- **Given request**: From the listing below, select every line where the word "Direction" appears.

- **Given information**:
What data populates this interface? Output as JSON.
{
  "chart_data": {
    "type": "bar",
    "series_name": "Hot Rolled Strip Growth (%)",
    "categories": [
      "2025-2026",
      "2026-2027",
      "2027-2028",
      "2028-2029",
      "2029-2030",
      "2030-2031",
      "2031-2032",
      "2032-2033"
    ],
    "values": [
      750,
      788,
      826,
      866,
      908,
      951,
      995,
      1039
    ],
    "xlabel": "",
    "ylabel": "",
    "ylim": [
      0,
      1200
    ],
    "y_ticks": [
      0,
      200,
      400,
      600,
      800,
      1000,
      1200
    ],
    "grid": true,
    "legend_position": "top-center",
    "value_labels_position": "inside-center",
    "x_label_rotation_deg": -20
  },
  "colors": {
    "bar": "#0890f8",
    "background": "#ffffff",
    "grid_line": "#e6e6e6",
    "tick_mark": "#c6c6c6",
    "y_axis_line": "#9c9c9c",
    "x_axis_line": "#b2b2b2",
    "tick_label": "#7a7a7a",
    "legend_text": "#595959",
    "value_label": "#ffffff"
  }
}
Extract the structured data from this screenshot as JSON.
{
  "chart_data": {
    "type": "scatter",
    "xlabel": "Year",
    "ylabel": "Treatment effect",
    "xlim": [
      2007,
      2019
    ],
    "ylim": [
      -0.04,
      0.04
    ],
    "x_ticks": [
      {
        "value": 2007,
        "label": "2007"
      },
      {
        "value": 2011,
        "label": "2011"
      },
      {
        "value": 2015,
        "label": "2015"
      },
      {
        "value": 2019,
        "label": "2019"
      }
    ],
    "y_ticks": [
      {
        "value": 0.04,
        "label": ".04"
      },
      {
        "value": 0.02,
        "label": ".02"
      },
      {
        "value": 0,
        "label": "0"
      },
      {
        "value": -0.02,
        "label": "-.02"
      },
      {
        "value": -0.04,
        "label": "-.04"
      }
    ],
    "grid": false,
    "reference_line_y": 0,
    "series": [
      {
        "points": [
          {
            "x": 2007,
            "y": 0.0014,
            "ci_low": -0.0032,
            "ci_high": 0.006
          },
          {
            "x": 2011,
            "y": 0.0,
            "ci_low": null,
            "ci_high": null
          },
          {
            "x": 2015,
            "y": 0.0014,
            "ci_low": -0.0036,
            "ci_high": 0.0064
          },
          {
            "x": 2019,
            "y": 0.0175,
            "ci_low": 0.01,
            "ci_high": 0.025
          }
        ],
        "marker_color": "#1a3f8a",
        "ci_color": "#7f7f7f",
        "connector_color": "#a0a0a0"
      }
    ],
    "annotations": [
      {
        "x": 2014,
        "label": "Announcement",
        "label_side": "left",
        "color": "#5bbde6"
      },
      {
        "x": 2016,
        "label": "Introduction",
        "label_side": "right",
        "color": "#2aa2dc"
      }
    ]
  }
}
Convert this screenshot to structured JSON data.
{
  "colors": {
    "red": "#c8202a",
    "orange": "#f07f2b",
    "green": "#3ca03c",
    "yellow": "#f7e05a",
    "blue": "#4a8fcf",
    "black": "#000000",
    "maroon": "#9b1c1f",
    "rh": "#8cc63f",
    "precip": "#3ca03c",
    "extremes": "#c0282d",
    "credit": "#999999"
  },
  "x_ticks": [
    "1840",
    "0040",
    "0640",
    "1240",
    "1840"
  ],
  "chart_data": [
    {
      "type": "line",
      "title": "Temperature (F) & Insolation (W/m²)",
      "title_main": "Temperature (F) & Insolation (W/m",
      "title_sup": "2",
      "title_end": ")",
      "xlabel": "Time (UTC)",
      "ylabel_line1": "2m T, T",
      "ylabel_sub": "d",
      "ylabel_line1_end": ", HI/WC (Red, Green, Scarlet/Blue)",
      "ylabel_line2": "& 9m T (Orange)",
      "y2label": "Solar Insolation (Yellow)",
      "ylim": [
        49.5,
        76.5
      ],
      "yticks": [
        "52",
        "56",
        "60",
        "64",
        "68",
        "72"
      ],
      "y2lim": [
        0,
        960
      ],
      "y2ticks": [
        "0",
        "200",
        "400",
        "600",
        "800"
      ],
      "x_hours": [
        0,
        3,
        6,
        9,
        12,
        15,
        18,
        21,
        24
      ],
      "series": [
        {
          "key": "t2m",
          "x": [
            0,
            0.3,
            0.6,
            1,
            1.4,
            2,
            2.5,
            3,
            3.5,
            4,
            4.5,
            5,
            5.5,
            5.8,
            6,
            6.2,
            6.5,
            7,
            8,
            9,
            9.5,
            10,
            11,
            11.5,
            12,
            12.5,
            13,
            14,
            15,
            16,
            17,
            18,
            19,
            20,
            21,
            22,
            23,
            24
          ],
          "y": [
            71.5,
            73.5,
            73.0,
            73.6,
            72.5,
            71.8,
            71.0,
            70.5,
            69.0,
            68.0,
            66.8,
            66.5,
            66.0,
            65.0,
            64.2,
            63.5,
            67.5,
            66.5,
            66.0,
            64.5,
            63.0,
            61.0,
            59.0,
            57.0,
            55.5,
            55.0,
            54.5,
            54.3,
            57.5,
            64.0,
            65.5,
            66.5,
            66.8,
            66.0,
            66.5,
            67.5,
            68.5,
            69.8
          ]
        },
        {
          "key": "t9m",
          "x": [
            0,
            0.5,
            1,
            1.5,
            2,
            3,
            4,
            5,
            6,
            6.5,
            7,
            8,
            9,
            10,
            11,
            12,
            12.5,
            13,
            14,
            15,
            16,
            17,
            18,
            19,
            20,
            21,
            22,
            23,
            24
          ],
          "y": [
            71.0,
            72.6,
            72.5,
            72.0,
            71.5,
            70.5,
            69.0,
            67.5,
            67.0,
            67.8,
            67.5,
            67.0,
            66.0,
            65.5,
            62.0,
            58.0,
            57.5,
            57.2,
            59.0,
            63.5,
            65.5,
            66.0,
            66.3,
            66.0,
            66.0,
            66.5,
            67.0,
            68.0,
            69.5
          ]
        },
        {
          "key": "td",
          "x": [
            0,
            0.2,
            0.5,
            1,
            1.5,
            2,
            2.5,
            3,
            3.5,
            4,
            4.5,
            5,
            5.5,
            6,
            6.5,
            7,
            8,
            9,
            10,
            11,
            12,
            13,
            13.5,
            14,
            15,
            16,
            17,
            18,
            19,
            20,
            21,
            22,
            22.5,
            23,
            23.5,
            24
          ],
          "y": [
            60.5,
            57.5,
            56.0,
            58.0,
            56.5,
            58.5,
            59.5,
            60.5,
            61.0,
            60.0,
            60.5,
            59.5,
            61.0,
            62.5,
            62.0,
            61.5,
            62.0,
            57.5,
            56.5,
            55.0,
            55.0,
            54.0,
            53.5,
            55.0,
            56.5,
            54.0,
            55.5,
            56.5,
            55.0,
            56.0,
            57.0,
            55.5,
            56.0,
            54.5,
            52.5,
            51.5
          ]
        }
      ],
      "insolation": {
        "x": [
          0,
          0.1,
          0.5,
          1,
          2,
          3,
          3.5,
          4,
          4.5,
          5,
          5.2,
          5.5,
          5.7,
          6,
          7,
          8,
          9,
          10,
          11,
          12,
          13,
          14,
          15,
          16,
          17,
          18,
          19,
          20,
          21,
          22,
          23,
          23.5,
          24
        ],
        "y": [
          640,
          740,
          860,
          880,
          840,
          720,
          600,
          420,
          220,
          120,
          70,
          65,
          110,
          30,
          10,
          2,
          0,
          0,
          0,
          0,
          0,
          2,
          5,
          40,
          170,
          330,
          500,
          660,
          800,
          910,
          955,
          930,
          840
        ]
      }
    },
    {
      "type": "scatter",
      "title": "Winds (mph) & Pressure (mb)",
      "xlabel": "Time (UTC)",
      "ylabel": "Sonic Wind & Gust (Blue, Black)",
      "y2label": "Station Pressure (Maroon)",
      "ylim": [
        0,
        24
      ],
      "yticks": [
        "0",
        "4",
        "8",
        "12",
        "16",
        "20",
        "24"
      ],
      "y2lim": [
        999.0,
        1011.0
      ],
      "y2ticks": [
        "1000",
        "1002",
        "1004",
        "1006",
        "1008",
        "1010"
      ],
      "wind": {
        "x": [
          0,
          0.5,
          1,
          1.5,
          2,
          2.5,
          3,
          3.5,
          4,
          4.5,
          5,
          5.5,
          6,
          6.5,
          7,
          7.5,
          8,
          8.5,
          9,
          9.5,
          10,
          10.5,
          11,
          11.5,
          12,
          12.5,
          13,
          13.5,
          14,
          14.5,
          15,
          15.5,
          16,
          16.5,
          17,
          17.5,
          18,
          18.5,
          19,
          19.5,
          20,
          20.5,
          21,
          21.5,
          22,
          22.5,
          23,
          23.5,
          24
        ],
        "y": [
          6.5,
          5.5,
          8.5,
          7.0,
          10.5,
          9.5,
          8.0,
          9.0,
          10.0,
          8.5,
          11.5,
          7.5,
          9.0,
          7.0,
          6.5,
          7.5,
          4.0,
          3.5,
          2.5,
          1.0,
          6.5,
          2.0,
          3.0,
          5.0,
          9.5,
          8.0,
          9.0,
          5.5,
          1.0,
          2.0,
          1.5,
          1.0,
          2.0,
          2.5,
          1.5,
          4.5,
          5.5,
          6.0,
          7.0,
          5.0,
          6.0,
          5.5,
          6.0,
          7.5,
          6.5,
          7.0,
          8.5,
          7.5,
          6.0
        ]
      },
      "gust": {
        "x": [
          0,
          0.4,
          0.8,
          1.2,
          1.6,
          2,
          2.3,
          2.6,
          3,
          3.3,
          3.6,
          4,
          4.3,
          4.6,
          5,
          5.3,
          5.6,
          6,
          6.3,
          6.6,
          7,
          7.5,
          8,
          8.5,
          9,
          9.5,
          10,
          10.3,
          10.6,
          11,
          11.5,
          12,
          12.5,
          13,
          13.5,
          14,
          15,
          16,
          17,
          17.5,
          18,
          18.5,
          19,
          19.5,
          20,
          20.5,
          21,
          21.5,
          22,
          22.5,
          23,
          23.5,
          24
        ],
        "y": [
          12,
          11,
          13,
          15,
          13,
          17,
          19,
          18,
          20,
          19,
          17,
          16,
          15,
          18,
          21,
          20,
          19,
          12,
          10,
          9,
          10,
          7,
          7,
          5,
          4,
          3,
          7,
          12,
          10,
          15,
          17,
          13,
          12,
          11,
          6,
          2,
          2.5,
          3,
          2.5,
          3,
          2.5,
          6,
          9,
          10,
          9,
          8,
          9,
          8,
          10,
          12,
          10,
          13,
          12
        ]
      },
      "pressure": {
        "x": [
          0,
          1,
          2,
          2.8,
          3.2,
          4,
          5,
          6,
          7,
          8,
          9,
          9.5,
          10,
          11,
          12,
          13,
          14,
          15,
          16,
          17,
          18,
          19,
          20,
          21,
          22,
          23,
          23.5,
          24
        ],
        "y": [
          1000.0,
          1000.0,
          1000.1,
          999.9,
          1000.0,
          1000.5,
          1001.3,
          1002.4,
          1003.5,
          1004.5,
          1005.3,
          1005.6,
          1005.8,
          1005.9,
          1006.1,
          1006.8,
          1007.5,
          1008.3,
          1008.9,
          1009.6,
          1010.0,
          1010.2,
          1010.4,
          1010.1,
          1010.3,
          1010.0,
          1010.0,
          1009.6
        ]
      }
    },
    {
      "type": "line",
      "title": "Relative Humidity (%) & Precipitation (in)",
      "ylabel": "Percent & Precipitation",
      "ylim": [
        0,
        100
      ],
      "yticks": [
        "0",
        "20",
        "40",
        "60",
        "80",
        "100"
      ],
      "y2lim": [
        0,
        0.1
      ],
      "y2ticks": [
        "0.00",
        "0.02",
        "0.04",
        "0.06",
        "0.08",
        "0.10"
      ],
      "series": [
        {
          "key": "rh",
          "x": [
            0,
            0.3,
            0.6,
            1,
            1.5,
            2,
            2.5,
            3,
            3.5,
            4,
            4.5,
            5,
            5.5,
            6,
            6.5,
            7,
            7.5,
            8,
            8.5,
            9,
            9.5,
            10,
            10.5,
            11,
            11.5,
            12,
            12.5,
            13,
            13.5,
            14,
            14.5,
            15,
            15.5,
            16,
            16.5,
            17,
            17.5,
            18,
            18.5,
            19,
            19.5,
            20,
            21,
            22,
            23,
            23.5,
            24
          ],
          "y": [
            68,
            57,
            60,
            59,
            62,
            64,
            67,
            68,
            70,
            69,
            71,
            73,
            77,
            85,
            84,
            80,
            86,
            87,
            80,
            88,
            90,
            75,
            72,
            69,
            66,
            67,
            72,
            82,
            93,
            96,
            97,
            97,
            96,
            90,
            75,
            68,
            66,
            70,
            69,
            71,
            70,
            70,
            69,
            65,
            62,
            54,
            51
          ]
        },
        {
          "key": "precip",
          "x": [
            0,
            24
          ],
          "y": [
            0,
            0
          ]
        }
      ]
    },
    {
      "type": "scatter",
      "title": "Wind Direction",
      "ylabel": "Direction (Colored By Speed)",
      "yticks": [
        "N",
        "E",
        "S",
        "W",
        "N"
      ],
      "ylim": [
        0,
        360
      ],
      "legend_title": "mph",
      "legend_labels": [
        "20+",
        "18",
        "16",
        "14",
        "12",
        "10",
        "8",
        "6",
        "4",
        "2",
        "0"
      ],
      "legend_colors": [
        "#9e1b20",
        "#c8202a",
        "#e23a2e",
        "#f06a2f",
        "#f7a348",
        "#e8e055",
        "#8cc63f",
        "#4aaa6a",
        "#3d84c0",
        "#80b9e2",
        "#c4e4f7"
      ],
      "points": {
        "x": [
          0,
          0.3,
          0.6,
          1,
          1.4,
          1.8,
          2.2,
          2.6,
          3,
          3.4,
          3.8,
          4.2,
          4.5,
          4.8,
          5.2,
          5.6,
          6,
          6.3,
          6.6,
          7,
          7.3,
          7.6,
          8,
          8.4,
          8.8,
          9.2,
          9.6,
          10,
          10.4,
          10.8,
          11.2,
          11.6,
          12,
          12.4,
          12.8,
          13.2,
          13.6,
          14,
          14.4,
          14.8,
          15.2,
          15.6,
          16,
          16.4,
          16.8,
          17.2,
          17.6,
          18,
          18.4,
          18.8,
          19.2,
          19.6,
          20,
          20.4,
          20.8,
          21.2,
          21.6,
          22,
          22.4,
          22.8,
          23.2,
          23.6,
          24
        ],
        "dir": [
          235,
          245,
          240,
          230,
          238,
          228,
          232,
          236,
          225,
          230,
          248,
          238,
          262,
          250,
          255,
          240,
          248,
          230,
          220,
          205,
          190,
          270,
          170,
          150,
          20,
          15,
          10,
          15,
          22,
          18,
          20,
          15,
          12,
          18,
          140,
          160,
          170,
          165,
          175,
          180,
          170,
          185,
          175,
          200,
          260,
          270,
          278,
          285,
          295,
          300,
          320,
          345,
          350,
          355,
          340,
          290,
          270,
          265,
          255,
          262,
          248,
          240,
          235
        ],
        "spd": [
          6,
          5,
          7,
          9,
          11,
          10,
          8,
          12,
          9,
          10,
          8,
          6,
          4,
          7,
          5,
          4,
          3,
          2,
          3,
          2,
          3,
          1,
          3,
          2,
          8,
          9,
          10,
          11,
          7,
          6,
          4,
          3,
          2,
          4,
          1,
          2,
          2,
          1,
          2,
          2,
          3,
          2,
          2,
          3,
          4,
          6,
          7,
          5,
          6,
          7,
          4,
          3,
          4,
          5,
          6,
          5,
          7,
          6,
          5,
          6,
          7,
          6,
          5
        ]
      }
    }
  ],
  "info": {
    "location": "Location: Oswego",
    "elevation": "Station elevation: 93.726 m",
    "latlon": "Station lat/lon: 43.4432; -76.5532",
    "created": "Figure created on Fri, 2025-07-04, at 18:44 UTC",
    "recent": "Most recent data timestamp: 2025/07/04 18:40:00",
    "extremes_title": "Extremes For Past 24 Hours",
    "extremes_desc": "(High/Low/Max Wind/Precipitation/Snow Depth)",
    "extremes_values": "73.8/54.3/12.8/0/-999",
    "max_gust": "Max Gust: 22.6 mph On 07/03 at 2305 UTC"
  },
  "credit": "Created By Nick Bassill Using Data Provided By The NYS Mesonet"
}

- **Output for this task**:
      "title": "Wind Direction",
      "ylabel": "Direction (Colored By Speed)",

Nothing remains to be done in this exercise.